* Prompt *
Wherever the string "mandibular" appears, copy the whole line.

Collection entries:
═══
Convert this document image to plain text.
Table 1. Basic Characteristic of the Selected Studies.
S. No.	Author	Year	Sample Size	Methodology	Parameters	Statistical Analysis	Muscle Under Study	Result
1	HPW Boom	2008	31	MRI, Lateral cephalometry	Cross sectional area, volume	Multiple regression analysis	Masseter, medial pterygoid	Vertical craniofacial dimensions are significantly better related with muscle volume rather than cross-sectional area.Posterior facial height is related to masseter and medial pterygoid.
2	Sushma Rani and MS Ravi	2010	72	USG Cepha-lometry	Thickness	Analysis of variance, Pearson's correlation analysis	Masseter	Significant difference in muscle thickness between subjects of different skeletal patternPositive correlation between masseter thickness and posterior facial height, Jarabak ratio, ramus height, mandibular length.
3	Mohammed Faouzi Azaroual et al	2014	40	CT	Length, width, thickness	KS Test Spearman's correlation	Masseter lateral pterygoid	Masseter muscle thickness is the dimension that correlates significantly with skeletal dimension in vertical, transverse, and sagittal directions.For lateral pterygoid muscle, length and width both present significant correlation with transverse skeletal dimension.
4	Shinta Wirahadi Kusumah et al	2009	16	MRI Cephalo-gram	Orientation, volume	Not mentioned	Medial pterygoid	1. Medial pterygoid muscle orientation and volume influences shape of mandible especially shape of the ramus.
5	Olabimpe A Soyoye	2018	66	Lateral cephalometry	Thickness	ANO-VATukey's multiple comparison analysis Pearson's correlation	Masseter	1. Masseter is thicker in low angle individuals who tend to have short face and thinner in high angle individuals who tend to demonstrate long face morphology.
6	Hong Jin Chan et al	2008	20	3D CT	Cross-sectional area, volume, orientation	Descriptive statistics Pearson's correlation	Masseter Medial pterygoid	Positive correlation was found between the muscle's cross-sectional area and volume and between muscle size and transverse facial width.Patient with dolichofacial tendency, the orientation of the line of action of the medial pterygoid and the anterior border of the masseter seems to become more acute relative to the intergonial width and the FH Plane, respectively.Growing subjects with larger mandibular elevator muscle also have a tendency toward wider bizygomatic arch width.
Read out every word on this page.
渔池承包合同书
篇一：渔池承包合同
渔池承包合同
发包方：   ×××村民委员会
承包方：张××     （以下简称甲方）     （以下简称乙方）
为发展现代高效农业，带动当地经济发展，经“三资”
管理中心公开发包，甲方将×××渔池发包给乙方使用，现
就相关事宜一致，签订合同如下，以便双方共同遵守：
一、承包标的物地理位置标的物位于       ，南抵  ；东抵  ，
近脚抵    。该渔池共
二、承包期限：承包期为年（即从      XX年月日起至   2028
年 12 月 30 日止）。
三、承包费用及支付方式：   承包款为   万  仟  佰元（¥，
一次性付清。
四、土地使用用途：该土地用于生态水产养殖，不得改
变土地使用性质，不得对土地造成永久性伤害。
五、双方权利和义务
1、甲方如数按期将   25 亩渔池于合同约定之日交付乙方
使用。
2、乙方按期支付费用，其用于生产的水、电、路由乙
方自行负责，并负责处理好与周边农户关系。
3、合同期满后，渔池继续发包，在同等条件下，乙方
═══
* Task solution *
2	Sushma Rani and MS Ravi	2010	72	USG Cepha-lometry	Thickness	Analysis of variance, Pearson's correlation analysis	Masseter	Significant difference in muscle thickness between subjects of different skeletal patternPositive correlation between masseter thickness and posterior facial height, Jarabak ratio, ramus height, mandibular length.
6	Hong Jin Chan et al	2008	20	3D CT	Cross-sectional area, volume, orientation	Descriptive statistics Pearson's correlation	Masseter Medial pterygoid	Positive correlation was found between the muscle's cross-sectional area and volume and between muscle size and transverse facial width.Patient with dolichofacial tendency, the orientation of the line of action of the medial pterygoid and the anterior border of the masseter seems to become more acute relative to the intergonial width and the FH Plane, respectively.Growing subjects with larger mandibular elevator muscle also have a tendency toward wider bizygomatic arch width.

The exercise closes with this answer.